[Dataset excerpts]
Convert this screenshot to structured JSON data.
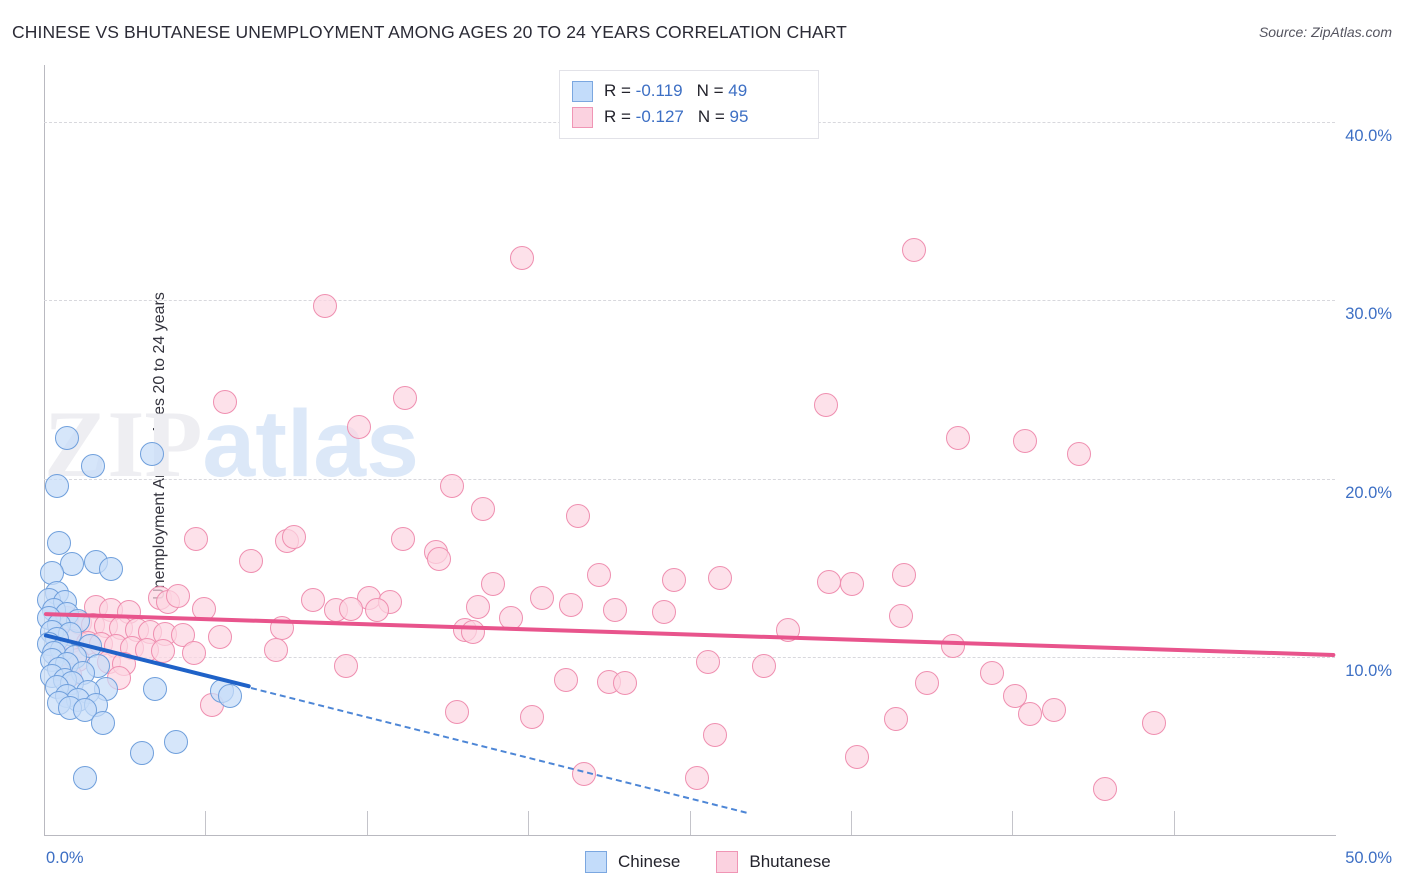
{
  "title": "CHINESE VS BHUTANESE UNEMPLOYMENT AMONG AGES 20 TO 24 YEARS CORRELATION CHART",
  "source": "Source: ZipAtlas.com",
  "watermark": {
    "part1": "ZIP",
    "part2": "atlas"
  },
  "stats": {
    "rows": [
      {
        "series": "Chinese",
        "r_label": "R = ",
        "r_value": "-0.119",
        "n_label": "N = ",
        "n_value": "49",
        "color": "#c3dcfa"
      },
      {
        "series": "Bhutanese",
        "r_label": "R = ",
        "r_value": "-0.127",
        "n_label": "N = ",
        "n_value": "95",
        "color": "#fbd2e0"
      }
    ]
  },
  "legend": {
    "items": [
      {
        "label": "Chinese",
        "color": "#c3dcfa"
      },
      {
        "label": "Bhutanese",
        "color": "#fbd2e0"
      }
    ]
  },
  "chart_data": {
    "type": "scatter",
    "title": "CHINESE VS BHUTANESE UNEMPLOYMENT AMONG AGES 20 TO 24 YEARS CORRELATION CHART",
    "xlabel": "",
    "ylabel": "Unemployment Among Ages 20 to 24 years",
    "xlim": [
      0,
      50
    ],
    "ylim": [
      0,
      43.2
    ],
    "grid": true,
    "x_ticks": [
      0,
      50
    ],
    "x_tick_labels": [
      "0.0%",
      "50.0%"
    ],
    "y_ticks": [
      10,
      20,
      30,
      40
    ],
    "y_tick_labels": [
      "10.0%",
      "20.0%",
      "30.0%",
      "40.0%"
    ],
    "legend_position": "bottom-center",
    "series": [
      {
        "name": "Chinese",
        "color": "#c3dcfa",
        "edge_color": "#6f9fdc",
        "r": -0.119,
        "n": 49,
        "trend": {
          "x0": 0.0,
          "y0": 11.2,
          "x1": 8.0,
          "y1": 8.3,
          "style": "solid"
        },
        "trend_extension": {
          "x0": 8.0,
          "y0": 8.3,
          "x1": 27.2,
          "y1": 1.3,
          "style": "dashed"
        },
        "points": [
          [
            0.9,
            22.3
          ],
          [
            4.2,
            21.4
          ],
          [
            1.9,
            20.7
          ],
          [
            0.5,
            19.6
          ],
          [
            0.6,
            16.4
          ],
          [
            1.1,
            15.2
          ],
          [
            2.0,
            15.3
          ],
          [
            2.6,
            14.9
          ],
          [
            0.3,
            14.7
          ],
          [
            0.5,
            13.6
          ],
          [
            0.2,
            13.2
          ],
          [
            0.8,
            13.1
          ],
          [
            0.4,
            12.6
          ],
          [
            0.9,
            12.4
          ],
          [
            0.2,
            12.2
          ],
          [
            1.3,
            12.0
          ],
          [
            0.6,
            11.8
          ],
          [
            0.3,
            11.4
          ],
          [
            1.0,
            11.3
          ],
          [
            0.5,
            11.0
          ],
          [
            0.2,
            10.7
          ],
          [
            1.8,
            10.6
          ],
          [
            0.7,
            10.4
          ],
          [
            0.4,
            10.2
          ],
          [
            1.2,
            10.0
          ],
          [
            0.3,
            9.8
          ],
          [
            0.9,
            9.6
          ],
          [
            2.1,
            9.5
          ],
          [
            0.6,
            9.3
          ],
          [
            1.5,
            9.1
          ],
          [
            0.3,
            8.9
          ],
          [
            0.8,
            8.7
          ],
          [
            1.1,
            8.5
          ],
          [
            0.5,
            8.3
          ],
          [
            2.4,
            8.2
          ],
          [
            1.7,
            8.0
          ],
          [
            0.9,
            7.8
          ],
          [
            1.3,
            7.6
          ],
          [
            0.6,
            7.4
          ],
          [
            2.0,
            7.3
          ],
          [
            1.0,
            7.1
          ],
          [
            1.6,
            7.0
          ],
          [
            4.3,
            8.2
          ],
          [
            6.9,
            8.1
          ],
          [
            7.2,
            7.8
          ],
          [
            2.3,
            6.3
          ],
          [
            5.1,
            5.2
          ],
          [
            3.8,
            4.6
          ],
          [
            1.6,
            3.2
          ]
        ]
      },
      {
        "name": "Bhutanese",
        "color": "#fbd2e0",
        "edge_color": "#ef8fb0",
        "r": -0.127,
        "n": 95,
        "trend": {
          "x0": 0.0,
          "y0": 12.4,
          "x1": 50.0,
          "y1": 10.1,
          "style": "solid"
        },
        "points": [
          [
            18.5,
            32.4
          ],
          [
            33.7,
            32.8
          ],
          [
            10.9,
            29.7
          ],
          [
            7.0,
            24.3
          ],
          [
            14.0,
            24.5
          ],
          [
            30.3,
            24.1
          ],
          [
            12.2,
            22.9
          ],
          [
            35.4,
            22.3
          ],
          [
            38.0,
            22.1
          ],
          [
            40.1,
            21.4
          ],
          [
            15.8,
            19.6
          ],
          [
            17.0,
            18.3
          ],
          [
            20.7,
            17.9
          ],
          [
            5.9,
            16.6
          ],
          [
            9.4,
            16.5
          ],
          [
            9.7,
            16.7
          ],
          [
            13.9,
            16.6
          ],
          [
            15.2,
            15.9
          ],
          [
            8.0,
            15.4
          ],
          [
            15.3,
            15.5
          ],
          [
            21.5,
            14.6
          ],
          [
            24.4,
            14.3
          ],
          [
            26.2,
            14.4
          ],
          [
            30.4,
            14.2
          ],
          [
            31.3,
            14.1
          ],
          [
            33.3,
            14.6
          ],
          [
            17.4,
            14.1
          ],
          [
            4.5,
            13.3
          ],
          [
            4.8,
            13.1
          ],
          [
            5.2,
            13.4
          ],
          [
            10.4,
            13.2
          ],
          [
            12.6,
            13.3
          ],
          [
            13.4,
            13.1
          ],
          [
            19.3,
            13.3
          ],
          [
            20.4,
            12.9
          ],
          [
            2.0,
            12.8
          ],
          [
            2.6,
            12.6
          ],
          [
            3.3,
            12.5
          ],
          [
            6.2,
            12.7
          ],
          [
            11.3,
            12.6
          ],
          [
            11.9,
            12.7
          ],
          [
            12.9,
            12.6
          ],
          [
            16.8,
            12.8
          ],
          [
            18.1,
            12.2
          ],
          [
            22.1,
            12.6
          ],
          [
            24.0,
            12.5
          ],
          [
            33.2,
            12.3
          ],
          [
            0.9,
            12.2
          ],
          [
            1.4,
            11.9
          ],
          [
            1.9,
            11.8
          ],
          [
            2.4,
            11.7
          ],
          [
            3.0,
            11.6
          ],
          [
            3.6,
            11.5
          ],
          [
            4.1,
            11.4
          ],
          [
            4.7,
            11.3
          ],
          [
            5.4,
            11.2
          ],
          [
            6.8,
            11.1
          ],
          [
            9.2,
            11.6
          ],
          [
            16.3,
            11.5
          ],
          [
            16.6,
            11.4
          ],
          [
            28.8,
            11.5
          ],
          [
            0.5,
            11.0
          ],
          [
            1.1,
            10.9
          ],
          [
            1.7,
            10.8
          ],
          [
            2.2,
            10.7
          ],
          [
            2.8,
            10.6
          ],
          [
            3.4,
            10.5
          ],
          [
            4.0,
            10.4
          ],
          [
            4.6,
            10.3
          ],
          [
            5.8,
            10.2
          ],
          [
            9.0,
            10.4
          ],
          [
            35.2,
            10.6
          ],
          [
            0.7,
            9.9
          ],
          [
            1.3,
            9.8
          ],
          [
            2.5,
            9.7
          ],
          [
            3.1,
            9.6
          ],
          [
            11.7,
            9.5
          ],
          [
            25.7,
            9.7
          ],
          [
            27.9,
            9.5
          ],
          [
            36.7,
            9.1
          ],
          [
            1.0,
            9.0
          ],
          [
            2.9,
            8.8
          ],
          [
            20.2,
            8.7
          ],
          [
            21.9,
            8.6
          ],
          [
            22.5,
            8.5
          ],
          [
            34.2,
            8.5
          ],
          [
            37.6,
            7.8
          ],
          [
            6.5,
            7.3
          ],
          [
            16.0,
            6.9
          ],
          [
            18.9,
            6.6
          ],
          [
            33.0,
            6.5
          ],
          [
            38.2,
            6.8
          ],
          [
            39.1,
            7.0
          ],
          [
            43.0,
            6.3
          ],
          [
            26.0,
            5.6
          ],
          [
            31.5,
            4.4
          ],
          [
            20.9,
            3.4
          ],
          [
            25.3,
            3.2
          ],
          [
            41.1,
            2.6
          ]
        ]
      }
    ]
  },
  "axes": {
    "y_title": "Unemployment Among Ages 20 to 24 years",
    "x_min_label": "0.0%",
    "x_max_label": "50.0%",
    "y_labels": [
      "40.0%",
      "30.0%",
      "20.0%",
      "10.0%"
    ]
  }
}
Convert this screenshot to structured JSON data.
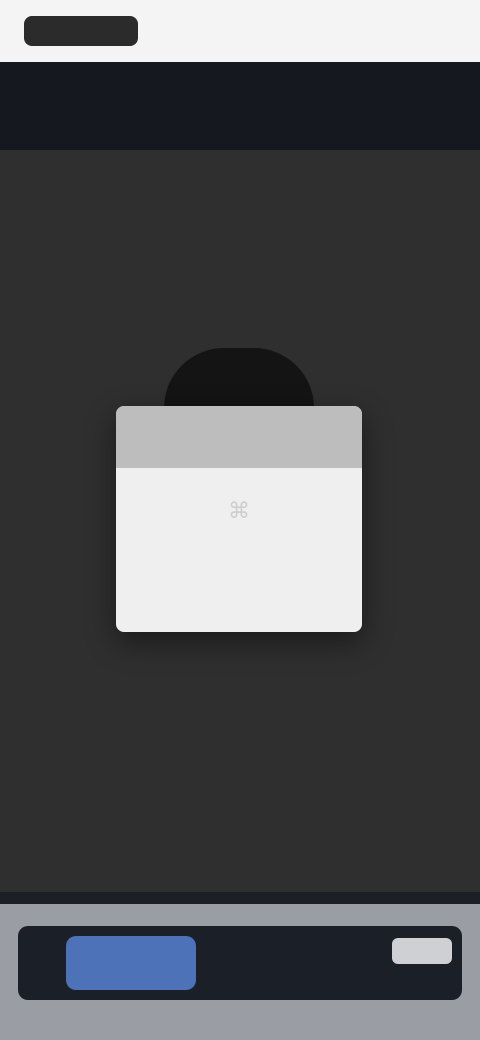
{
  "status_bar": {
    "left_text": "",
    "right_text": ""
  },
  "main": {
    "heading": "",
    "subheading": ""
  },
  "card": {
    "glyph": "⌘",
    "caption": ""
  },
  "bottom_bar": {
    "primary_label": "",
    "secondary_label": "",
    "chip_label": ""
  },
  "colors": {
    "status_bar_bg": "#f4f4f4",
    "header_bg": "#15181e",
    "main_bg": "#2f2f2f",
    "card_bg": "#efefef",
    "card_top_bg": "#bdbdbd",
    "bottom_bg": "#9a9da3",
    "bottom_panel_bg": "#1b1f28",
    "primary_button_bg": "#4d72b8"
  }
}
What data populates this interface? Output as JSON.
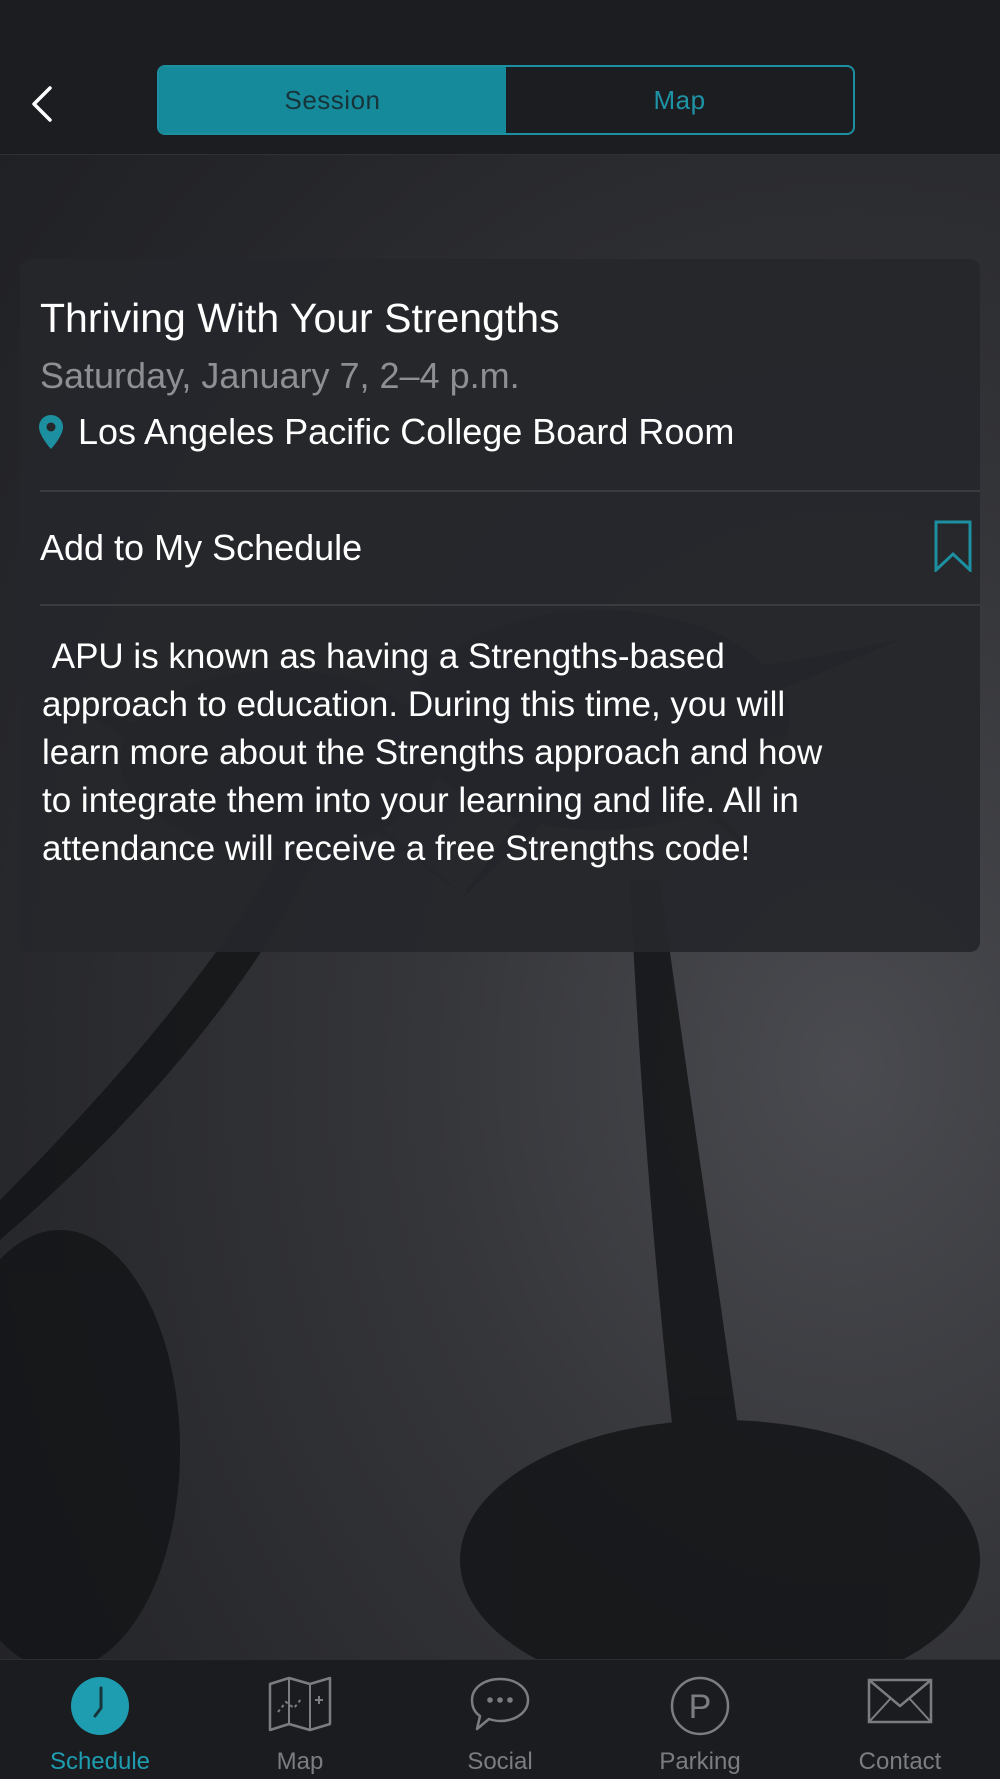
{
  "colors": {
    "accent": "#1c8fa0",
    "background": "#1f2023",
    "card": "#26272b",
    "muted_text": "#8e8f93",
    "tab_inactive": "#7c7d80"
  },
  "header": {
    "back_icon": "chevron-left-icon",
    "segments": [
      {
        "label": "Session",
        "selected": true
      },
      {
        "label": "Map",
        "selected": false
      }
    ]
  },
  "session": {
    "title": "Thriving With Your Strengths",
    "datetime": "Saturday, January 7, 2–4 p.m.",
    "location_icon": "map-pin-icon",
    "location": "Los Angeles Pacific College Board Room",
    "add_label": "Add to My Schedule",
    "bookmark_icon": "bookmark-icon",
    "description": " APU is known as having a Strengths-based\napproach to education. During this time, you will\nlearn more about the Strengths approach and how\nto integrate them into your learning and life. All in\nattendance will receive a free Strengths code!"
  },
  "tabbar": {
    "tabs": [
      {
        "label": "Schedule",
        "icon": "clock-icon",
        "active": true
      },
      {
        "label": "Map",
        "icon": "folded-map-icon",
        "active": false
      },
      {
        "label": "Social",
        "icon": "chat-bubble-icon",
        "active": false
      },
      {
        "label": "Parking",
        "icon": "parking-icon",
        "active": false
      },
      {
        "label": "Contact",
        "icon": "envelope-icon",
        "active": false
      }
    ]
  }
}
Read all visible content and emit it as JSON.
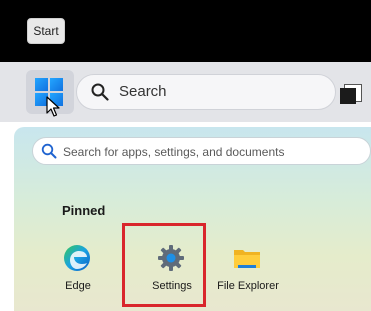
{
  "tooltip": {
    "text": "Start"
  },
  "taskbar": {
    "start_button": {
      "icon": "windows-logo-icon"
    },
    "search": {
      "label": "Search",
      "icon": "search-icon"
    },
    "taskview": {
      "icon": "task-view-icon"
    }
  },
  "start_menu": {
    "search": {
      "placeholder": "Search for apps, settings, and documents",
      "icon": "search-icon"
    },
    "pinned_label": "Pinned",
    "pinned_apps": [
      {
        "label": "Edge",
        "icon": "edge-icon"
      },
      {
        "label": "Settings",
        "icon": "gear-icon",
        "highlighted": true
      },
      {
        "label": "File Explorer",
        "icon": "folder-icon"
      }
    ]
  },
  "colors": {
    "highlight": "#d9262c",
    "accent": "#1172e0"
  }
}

Set task —
In the records above, find each line that holds the word "Strengths"; copy all such lines.

Problem solution —
    "title": "Thriving With Your Strengths",
    "description": " APU is known as having a Strengths-based\napproach to education. During this time, you will\nlearn more about the Strengths approach and how\nto integrate them into your learning and life. All in\nattendance will receive a free Strengths code!"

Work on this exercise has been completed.